Prompt: Count every line in the data below where "author" occurs, then state that number and nothing more.

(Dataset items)
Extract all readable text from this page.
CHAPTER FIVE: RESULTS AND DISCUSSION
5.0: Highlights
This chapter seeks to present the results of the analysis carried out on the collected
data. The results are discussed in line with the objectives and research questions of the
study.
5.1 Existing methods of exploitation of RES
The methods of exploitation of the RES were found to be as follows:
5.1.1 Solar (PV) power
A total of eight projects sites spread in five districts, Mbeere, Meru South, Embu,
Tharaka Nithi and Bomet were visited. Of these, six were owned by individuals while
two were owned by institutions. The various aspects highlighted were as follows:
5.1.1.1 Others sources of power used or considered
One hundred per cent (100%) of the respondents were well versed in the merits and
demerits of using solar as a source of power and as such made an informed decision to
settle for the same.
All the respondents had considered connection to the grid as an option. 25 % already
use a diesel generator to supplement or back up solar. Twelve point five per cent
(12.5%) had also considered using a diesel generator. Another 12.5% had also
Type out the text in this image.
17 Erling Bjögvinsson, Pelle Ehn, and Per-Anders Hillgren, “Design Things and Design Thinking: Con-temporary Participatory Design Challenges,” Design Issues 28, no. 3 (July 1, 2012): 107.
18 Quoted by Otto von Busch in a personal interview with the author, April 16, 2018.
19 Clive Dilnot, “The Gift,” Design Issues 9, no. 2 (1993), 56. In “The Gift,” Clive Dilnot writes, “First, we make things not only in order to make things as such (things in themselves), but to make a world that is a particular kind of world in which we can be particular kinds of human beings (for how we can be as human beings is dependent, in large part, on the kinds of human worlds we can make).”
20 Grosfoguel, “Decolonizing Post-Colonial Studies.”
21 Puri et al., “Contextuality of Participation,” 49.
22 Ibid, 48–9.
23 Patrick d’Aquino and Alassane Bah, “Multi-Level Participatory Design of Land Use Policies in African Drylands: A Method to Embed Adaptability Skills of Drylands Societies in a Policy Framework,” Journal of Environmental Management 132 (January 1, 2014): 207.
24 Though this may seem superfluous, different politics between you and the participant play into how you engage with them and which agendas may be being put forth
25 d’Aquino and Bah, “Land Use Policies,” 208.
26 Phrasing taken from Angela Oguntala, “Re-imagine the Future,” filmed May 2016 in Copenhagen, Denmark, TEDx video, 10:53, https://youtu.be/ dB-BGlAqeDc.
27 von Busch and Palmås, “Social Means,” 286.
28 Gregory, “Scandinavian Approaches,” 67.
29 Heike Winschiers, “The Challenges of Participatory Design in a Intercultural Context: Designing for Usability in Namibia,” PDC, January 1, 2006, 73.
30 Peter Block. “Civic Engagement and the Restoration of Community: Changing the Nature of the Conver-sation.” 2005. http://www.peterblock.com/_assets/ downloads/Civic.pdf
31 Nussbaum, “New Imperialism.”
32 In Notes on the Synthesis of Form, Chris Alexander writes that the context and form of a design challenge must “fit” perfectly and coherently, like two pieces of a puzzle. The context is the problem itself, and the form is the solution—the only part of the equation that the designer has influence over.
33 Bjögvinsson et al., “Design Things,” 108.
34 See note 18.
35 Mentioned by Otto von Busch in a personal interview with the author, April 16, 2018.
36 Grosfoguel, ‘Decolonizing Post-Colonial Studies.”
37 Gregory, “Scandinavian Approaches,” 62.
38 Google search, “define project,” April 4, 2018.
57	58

Complete output: 2